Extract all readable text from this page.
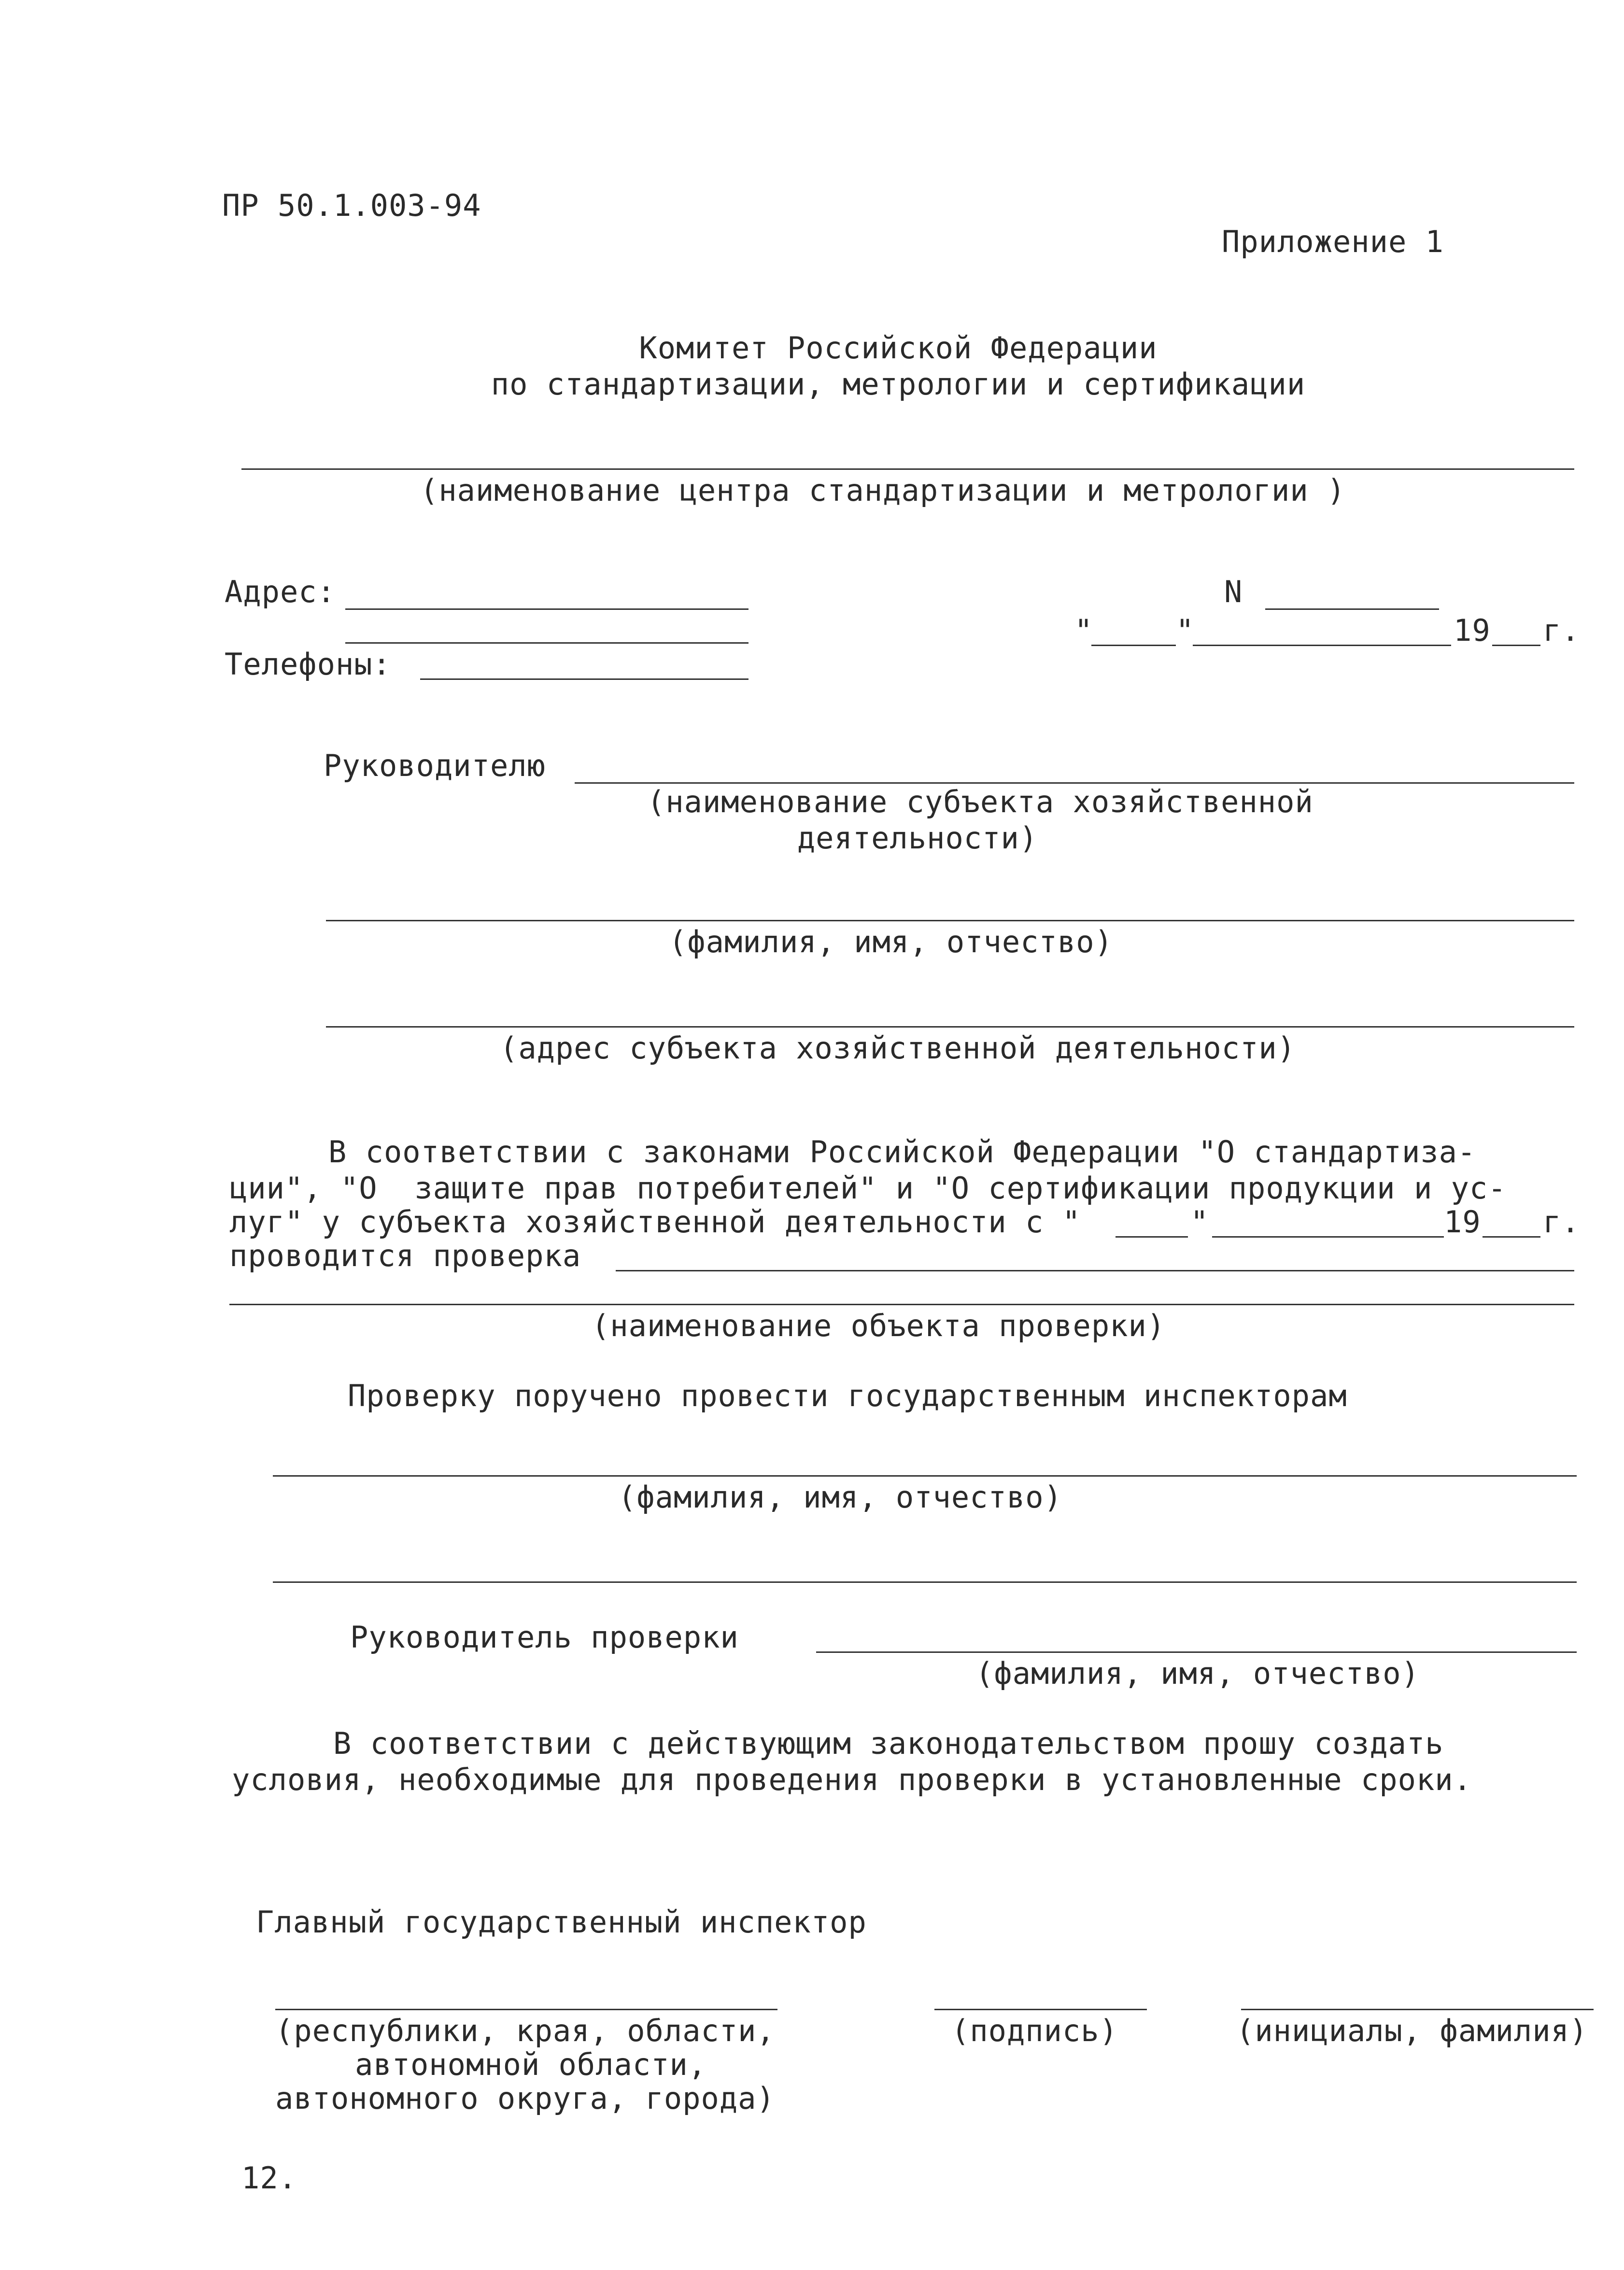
ПР 50.1.003-94
Приложение 1
Комитет Российской Федерации
по стандартизации, метрологии и сертификации
(наименование центра стандартизации и метрологии )
Адрес:
Телефоны:
N
"	"	19 г.
Руководителю
(наименование субъекта хозяйственной
деятельности)
(фамилия, имя, отчество)
(адрес субъекта хозяйственной деятельности)
В соответствии с законами Российской Федерации "О стандартиза-
ции", "О  защите прав потребителей" и "О сертификации продукции и ус-
луг" у субъекта хозяйственной деятельности с "	"	19 г.
проводится проверка
(наименование объекта проверки)
Проверку поручено провести государственным инспекторам
(фамилия, имя, отчество)
Руководитель проверки
(фамилия, имя, отчество)
В соответствии с действующим законодательством прошу создать
условия, необходимые для проведения проверки в установленные сроки.
Главный государственный инспектор
(республики, края, области,
автономной области,
автономного округа, города)
(подпись)	(инициалы, фамилия)
12.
================================
» **Task directions**
Omit every picture, then reproduce the rest of the listing exactly.

» **Task answer**
Extract all readable text from this page.
ПР 50.1.003-94
Приложение 1
Комитет Российской Федерации
по стандартизации, метрологии и сертификации
(наименование центра стандартизации и метрологии )
Адрес:
Телефоны:
N
"	"	19 г.
Руководителю
(наименование субъекта хозяйственной
деятельности)
(фамилия, имя, отчество)
(адрес субъекта хозяйственной деятельности)
В соответствии с законами Российской Федерации "О стандартиза-
ции", "О  защите прав потребителей" и "О сертификации продукции и ус-
луг" у субъекта хозяйственной деятельности с "	"	19 г.
проводится проверка
(наименование объекта проверки)
Проверку поручено провести государственным инспекторам
(фамилия, имя, отчество)
Руководитель проверки
(фамилия, имя, отчество)
В соответствии с действующим законодательством прошу создать
условия, необходимые для проведения проверки в установленные сроки.
Главный государственный инспектор
(республики, края, области,
автономной области,
автономного округа, города)
(подпись)	(инициалы, фамилия)
12.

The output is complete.